Excerpt to read:
=-=-=-=-=

# Best Bareboat Charter companies in Phuket Thailand?



## 1Nomad (Sep 22, 2013)

We are considering a trip this summer. We've used Sunsail twice (and they have a marina there) but would consider other options that are reputable. We would need a 38 foot catamaran for my family of 4. Thanks in advance for your recommendations!


----------



## SailBeat (May 30, 2014)

Check out Elite Yachting. Nice boats and well looked after. Or Asia MArine but think they only have bigger cats.

Hope this helps


----------



## pointyendfirst (Dec 26, 2008)

we chartered a Wharram Tiki from Siam Sailing- small operation run by an old Dutch salt who was incredibly helpful and laid back. We chartered the 30 footer which was basically like a hobie cat with a bit of a cutty cabin- perfect for the two of us, but you'd need one of their 38 footers. they were significantly cheaper than the typical charter. we went in May/June so given the winds we stayed up in the bay. good luck!

=-=-=-=-=

Data lines:
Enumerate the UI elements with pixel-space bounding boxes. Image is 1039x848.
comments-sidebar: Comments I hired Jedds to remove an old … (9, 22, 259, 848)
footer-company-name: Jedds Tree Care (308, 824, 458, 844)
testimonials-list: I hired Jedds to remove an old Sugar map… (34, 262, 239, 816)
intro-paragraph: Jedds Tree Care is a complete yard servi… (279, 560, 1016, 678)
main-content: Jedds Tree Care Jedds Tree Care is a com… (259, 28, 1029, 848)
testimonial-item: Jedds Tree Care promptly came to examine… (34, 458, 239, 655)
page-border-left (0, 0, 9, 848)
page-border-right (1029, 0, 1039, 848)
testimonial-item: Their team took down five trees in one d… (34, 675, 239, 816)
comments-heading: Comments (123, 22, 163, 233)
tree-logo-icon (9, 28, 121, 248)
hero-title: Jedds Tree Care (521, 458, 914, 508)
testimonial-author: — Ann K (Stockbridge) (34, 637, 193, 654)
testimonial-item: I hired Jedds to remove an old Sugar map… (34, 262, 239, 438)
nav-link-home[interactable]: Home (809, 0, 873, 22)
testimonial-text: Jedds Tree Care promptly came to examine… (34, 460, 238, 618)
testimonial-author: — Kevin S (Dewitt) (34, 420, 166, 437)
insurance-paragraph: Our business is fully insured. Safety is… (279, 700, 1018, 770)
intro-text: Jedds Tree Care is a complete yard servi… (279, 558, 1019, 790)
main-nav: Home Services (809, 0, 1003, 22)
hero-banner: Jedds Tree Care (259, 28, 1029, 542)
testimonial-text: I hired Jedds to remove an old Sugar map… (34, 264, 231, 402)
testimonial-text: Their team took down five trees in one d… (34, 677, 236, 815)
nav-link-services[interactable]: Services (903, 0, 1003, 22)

=-=-=-=-=

Required tasks:
1. Could you write out the listing lines from its first line through the line holding "testimonials-list: I hired", both included?
2. Could you continue the forum thread on bareboat charter companies in Phuket from where it stops?

Answers to the tasks:
1.
Enumerate the UI elements with pixel-space bounding boxes. Image is 1039x848.
comments-sidebar: Comments I hired Jedds to remove an old … (9, 22, 259, 848)
footer-company-name: Jedds Tree Care (308, 824, 458, 844)
testimonials-list: I hired Jedds to remove an old Sugar map… (34, 262, 239, 816)

2.
----------



## SailBeats (Aug 15, 2014)

Elite yachting is probably the best company for you. They have a couple of newer lagoon 38s and Lagoon 400's. Well maintained and clean. Another company couple of companies you could have a look at are Moorings and Simpson marine. These two will be a little more expensive than Elite Yachting. Best to book early as cats in Phuket are in high demand.


----------



## jerryrlitton (Oct 14, 2002)

Send a pm to Aeventyr60. He lives there and will be able to steer you right.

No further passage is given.